### Work required
Work out how many lines contain "only". Reply with the count alone.

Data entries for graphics
****

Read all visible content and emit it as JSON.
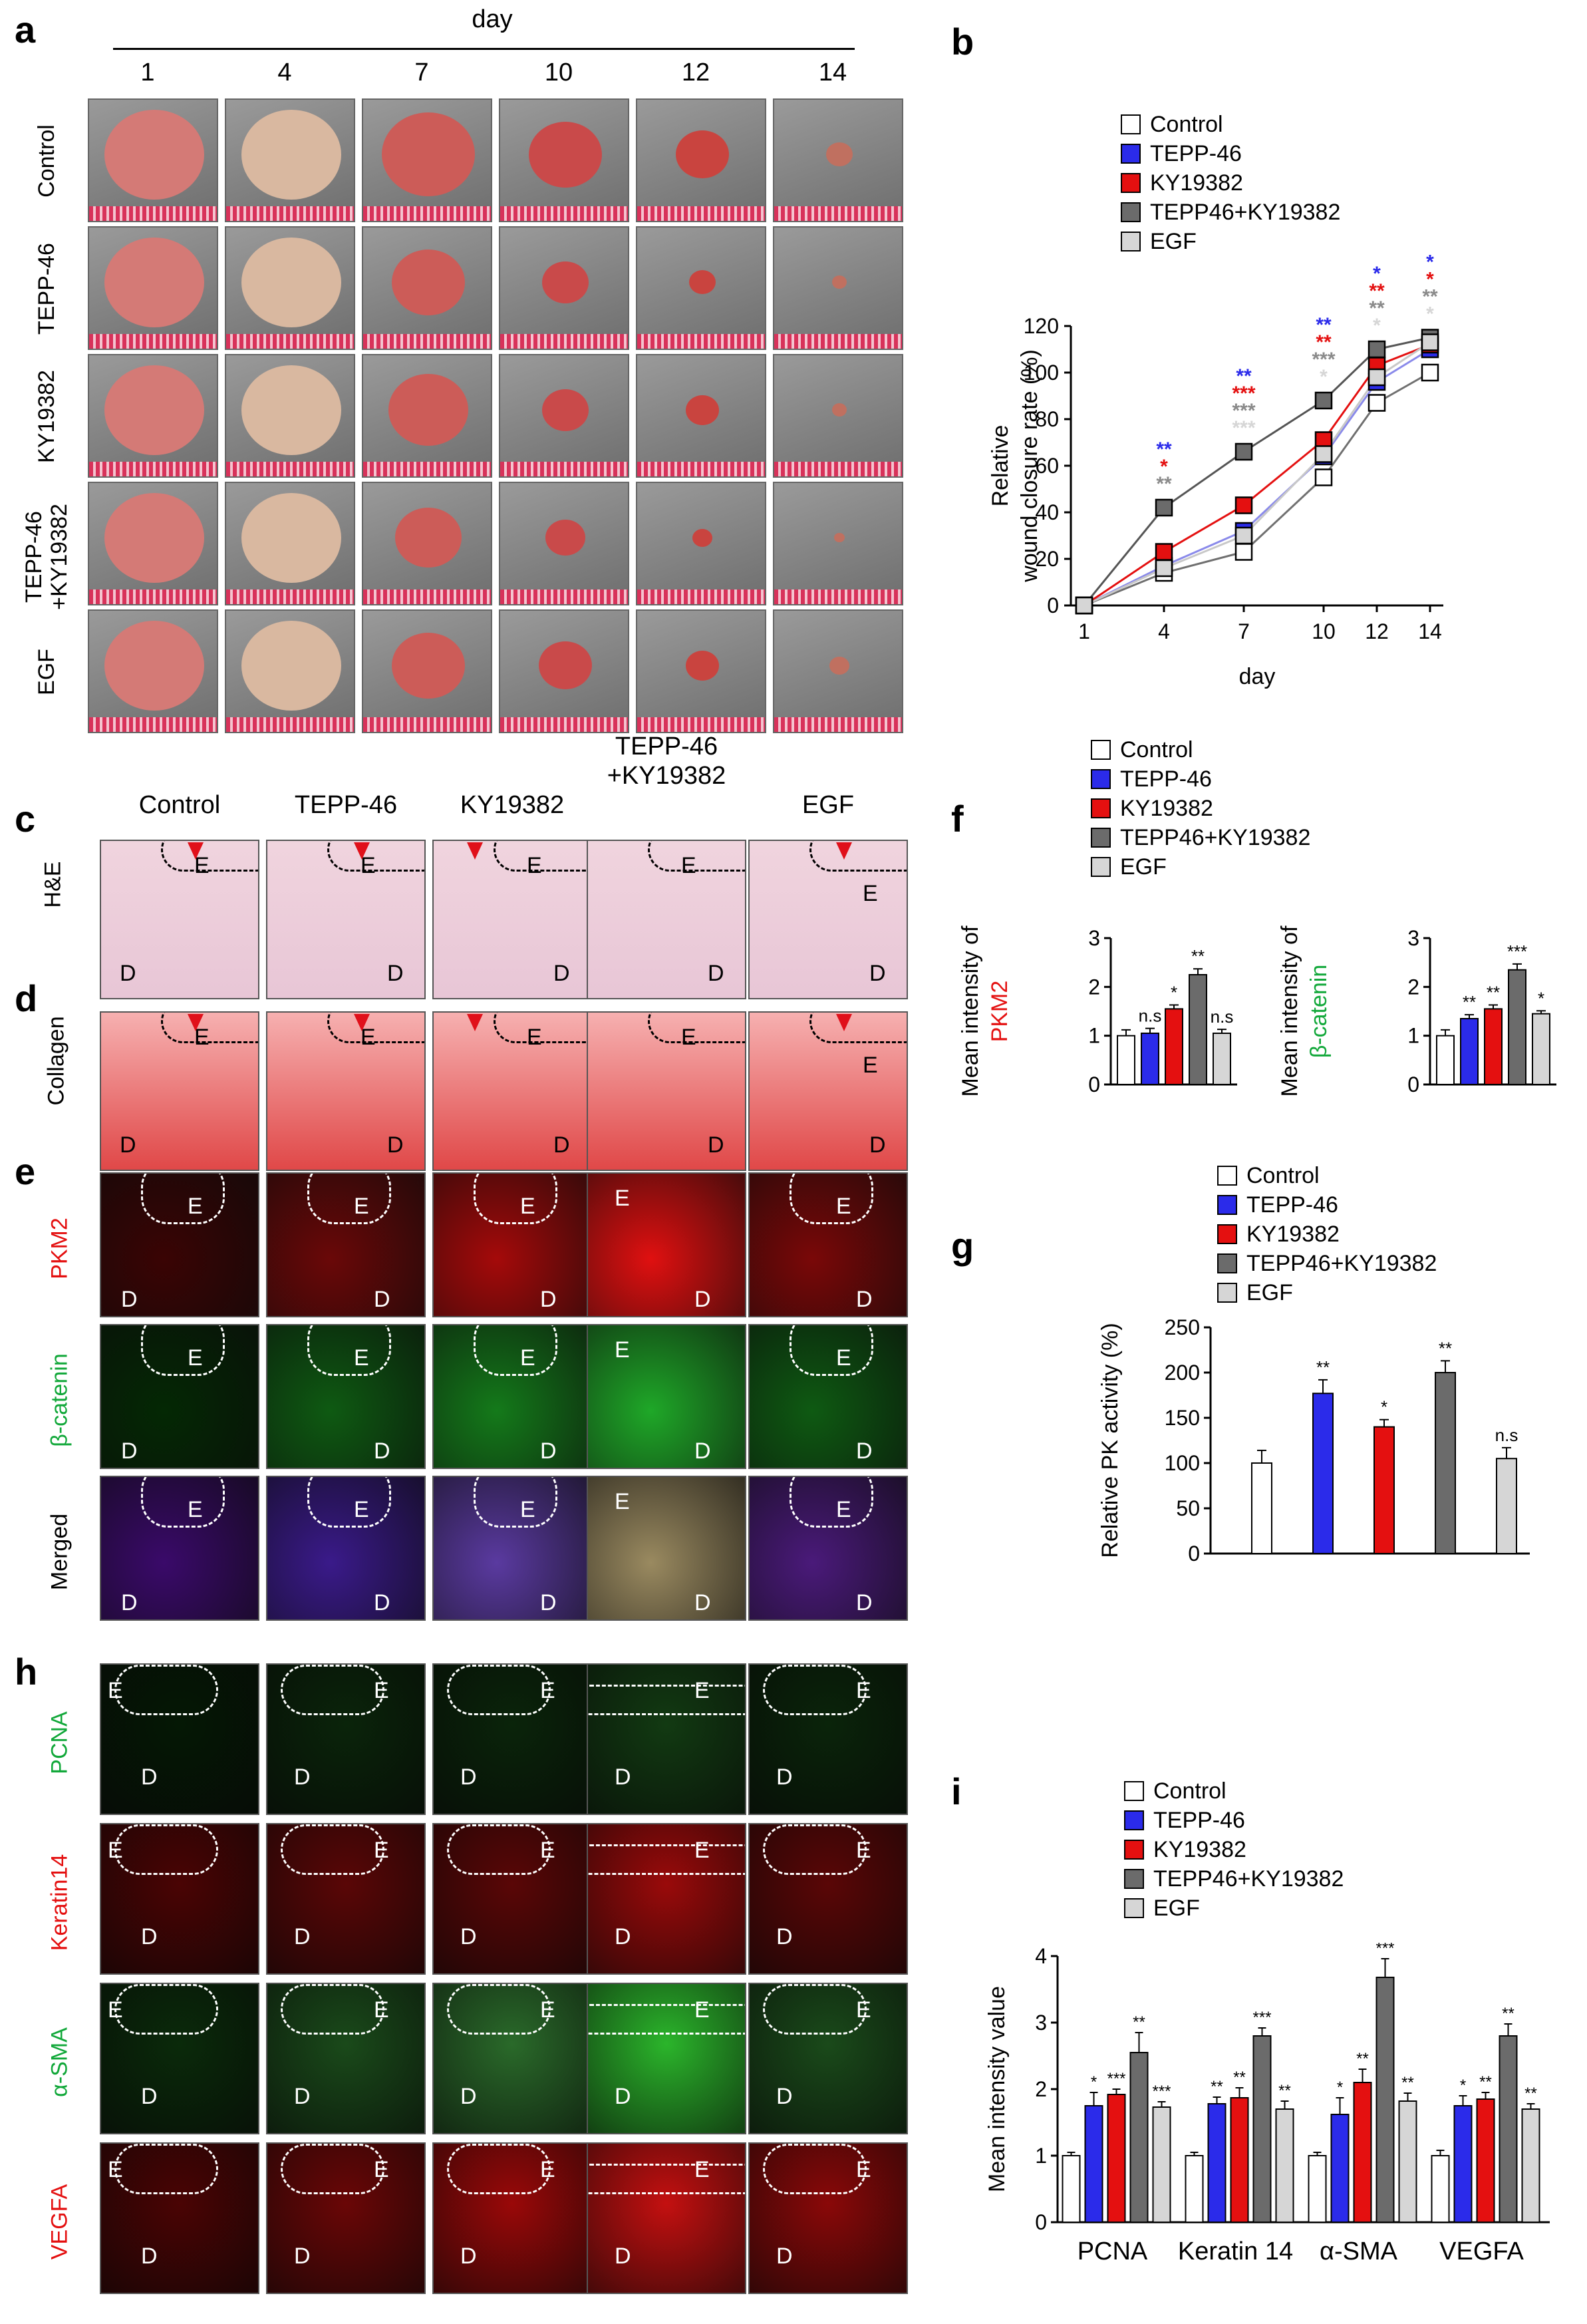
{
  "panels": {
    "a": "a",
    "b": "b",
    "c": "c",
    "d": "d",
    "e": "e",
    "f": "f",
    "g": "g",
    "h": "h",
    "i": "i"
  },
  "panel_a": {
    "day_header": "day",
    "days": [
      "1",
      "4",
      "7",
      "10",
      "12",
      "14"
    ],
    "rows": [
      "Control",
      "TEPP-46",
      "KY19382",
      "TEPP-46\n+KY19382",
      "EGF"
    ]
  },
  "legend": [
    "Control",
    "TEPP-46",
    "KY19382",
    "TEPP46+KY19382",
    "EGF"
  ],
  "colors": {
    "Control": "#ffffff",
    "TEPP-46": "#2b2bea",
    "KY19382": "#e41010",
    "TEPP46+KY19382": "#6b6b6b",
    "EGF": "#d6d6d6"
  },
  "panel_cd": {
    "columns": [
      "Control",
      "TEPP-46",
      "KY19382",
      "TEPP-46\n+KY19382",
      "EGF"
    ],
    "row_c": "H&E",
    "row_d": "Collagen",
    "E": "E",
    "D": "D"
  },
  "panel_e": {
    "rows": [
      "PKM2",
      "β-catenin",
      "Merged"
    ],
    "row_colors": [
      "#e41010",
      "#12a83a",
      "#000000"
    ]
  },
  "panel_h": {
    "rows": [
      "PCNA",
      "Keratin14",
      "α-SMA",
      "VEGFA"
    ],
    "row_colors": [
      "#12a83a",
      "#e41010",
      "#12a83a",
      "#e41010"
    ]
  },
  "chart_data": [
    {
      "id": "b",
      "type": "line",
      "x": [
        1,
        4,
        7,
        10,
        12,
        14
      ],
      "xlabel": "day",
      "ylabel": "Relative\nwound closure rate (%)",
      "ylim": [
        0,
        120
      ],
      "yticks": [
        0,
        20,
        40,
        60,
        80,
        100,
        120
      ],
      "series": [
        {
          "name": "Control",
          "values": [
            0,
            14,
            23,
            55,
            87,
            100
          ]
        },
        {
          "name": "TEPP-46",
          "values": [
            0,
            17,
            32,
            64,
            96,
            110
          ]
        },
        {
          "name": "KY19382",
          "values": [
            0,
            23,
            43,
            71,
            103,
            112
          ]
        },
        {
          "name": "TEPP46+KY19382",
          "values": [
            0,
            42,
            66,
            88,
            110,
            115
          ]
        },
        {
          "name": "EGF",
          "values": [
            0,
            16,
            30,
            65,
            98,
            113
          ]
        }
      ],
      "annotations": [
        {
          "x": 4,
          "marks": [
            [
              "**",
              "#2b2bea"
            ],
            [
              "*",
              "#e41010"
            ],
            [
              "**",
              "#8a8a8a"
            ]
          ]
        },
        {
          "x": 7,
          "marks": [
            [
              "**",
              "#2b2bea"
            ],
            [
              "***",
              "#e41010"
            ],
            [
              "***",
              "#8a8a8a"
            ],
            [
              "***",
              "#d6d6d6"
            ]
          ]
        },
        {
          "x": 10,
          "marks": [
            [
              "**",
              "#2b2bea"
            ],
            [
              "**",
              "#e41010"
            ],
            [
              "***",
              "#8a8a8a"
            ],
            [
              "*",
              "#d6d6d6"
            ]
          ]
        },
        {
          "x": 12,
          "marks": [
            [
              "*",
              "#2b2bea"
            ],
            [
              "**",
              "#e41010"
            ],
            [
              "**",
              "#8a8a8a"
            ],
            [
              "*",
              "#d6d6d6"
            ]
          ]
        },
        {
          "x": 14,
          "marks": [
            [
              "*",
              "#2b2bea"
            ],
            [
              "*",
              "#e41010"
            ],
            [
              "**",
              "#8a8a8a"
            ],
            [
              "*",
              "#d6d6d6"
            ]
          ]
        }
      ]
    },
    {
      "id": "f1",
      "type": "bar",
      "categories": [
        "Control",
        "TEPP-46",
        "KY19382",
        "TEPP46+KY19382",
        "EGF"
      ],
      "values": [
        1.0,
        1.05,
        1.55,
        2.25,
        1.05
      ],
      "errors": [
        0.12,
        0.1,
        0.08,
        0.12,
        0.08
      ],
      "sig": [
        "",
        "n.s",
        "*",
        "**",
        "n.s"
      ],
      "ylabel_1": "Mean intensity of",
      "ylabel_2": "PKM2",
      "ylim": [
        0,
        3
      ],
      "yticks": [
        0,
        1,
        2,
        3
      ]
    },
    {
      "id": "f2",
      "type": "bar",
      "categories": [
        "Control",
        "TEPP-46",
        "KY19382",
        "TEPP46+KY19382",
        "EGF"
      ],
      "values": [
        1.0,
        1.35,
        1.55,
        2.35,
        1.45
      ],
      "errors": [
        0.12,
        0.08,
        0.08,
        0.12,
        0.06
      ],
      "sig": [
        "",
        "**",
        "**",
        "***",
        "*"
      ],
      "ylabel_1": "Mean intensity of",
      "ylabel_2": "β-catenin",
      "ylim": [
        0,
        3
      ],
      "yticks": [
        0,
        1,
        2,
        3
      ]
    },
    {
      "id": "g",
      "type": "bar",
      "categories": [
        "Control",
        "TEPP-46",
        "KY19382",
        "TEPP46+KY19382",
        "EGF"
      ],
      "values": [
        100,
        177,
        140,
        200,
        105
      ],
      "errors": [
        14,
        15,
        8,
        13,
        12
      ],
      "sig": [
        "",
        "**",
        "*",
        "**",
        "n.s"
      ],
      "ylabel": "Relative PK activity (%)",
      "ylim": [
        0,
        250
      ],
      "yticks": [
        0,
        50,
        100,
        150,
        200,
        250
      ]
    },
    {
      "id": "i",
      "type": "bar",
      "categories": [
        "PCNA",
        "Keratin 14",
        "α-SMA",
        "VEGFA"
      ],
      "series": [
        {
          "name": "Control",
          "values": [
            1.0,
            1.0,
            1.0,
            1.0
          ],
          "errors": [
            0.05,
            0.05,
            0.05,
            0.08
          ],
          "sig": [
            "",
            "",
            "",
            ""
          ]
        },
        {
          "name": "TEPP-46",
          "values": [
            1.75,
            1.78,
            1.62,
            1.75
          ],
          "errors": [
            0.2,
            0.1,
            0.25,
            0.15
          ],
          "sig": [
            "*",
            "**",
            "*",
            "*"
          ]
        },
        {
          "name": "KY19382",
          "values": [
            1.92,
            1.87,
            2.1,
            1.85
          ],
          "errors": [
            0.08,
            0.15,
            0.2,
            0.1
          ],
          "sig": [
            "***",
            "**",
            "**",
            "**"
          ]
        },
        {
          "name": "TEPP46+KY19382",
          "values": [
            2.55,
            2.8,
            3.68,
            2.8
          ],
          "errors": [
            0.3,
            0.12,
            0.28,
            0.18
          ],
          "sig": [
            "**",
            "***",
            "***",
            "**"
          ]
        },
        {
          "name": "EGF",
          "values": [
            1.73,
            1.7,
            1.82,
            1.7
          ],
          "errors": [
            0.08,
            0.12,
            0.12,
            0.08
          ],
          "sig": [
            "***",
            "**",
            "**",
            "**"
          ]
        }
      ],
      "ylabel": "Mean intensity value",
      "ylim": [
        0,
        4
      ],
      "yticks": [
        0,
        1,
        2,
        3,
        4
      ]
    }
  ]
}
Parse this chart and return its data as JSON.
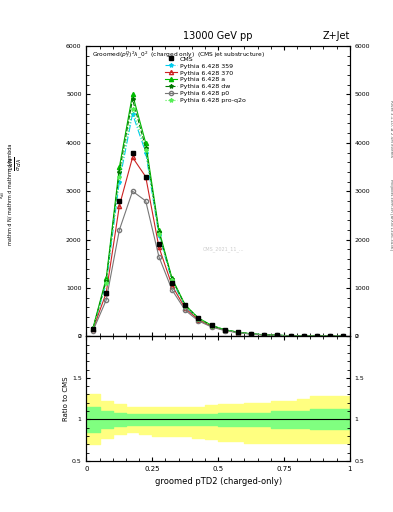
{
  "title_top": "13000 GeV pp",
  "title_right": "Z+Jet",
  "plot_title": "Groomed$(p_T^D)^2\\lambda\\_0^2$  (charged only)  (CMS jet substructure)",
  "xlabel": "groomed pTD2 (charged-only)",
  "right_label_top": "Rivet 3.1.10, ≥ 2.5M events",
  "right_label_bot": "mcplots.cern.ch [arXiv:1306.3436]",
  "cms_x": [
    0.025,
    0.075,
    0.125,
    0.175,
    0.225,
    0.275,
    0.325,
    0.375,
    0.425,
    0.475,
    0.525,
    0.575,
    0.625,
    0.675,
    0.725,
    0.775,
    0.825,
    0.875,
    0.925,
    0.975
  ],
  "cms_y": [
    150,
    900,
    2800,
    3800,
    3300,
    1900,
    1100,
    650,
    380,
    230,
    140,
    90,
    55,
    35,
    25,
    15,
    10,
    7,
    5,
    3
  ],
  "py359_y": [
    160,
    1100,
    3200,
    4600,
    3800,
    2100,
    1150,
    620,
    360,
    215,
    130,
    82,
    50,
    32,
    22,
    14,
    10,
    7,
    4,
    2
  ],
  "py370_y": [
    150,
    900,
    2700,
    3700,
    3300,
    1850,
    1050,
    580,
    345,
    208,
    127,
    80,
    49,
    31,
    21,
    13,
    10,
    7,
    4,
    2
  ],
  "pya_y": [
    180,
    1200,
    3500,
    5000,
    4000,
    2200,
    1200,
    650,
    380,
    228,
    138,
    88,
    53,
    34,
    24,
    15,
    11,
    8,
    5,
    3
  ],
  "pydw_y": [
    170,
    1150,
    3400,
    4900,
    3900,
    2150,
    1180,
    640,
    375,
    224,
    136,
    86,
    52,
    33,
    23,
    14,
    11,
    7,
    4,
    2
  ],
  "pyp0_y": [
    120,
    750,
    2200,
    3000,
    2800,
    1650,
    960,
    540,
    320,
    195,
    120,
    77,
    47,
    30,
    21,
    13,
    9,
    6,
    4,
    2
  ],
  "pyq2o_y": [
    165,
    1100,
    3300,
    4700,
    3850,
    2120,
    1160,
    630,
    368,
    221,
    134,
    84,
    51,
    33,
    22,
    14,
    10,
    7,
    4,
    2
  ],
  "ratio_x_edges": [
    0.0,
    0.05,
    0.1,
    0.15,
    0.2,
    0.25,
    0.3,
    0.35,
    0.4,
    0.45,
    0.5,
    0.55,
    0.6,
    0.65,
    0.7,
    0.75,
    0.8,
    0.85,
    0.9,
    0.95,
    1.0
  ],
  "ratio_green_upper": [
    1.15,
    1.1,
    1.08,
    1.07,
    1.07,
    1.07,
    1.07,
    1.07,
    1.07,
    1.07,
    1.08,
    1.08,
    1.08,
    1.08,
    1.1,
    1.1,
    1.1,
    1.12,
    1.12,
    1.12
  ],
  "ratio_green_lower": [
    0.85,
    0.9,
    0.92,
    0.93,
    0.93,
    0.93,
    0.93,
    0.93,
    0.93,
    0.93,
    0.92,
    0.92,
    0.92,
    0.92,
    0.9,
    0.9,
    0.9,
    0.88,
    0.88,
    0.88
  ],
  "ratio_yellow_upper": [
    1.3,
    1.22,
    1.18,
    1.15,
    1.15,
    1.15,
    1.15,
    1.15,
    1.15,
    1.17,
    1.18,
    1.18,
    1.2,
    1.2,
    1.22,
    1.22,
    1.25,
    1.28,
    1.28,
    1.28
  ],
  "ratio_yellow_lower": [
    0.7,
    0.78,
    0.82,
    0.85,
    0.82,
    0.8,
    0.8,
    0.8,
    0.78,
    0.76,
    0.74,
    0.74,
    0.72,
    0.72,
    0.72,
    0.72,
    0.72,
    0.72,
    0.72,
    0.72
  ],
  "color_359": "#00CCEE",
  "color_370": "#CC2222",
  "color_a": "#00BB00",
  "color_dw": "#007700",
  "color_p0": "#777777",
  "color_q2o": "#55EE55",
  "ylim_main": [
    0,
    6000
  ],
  "ylim_ratio": [
    0.5,
    2.0
  ],
  "xlim": [
    0.0,
    1.0
  ]
}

****

### Answer to the exercise
2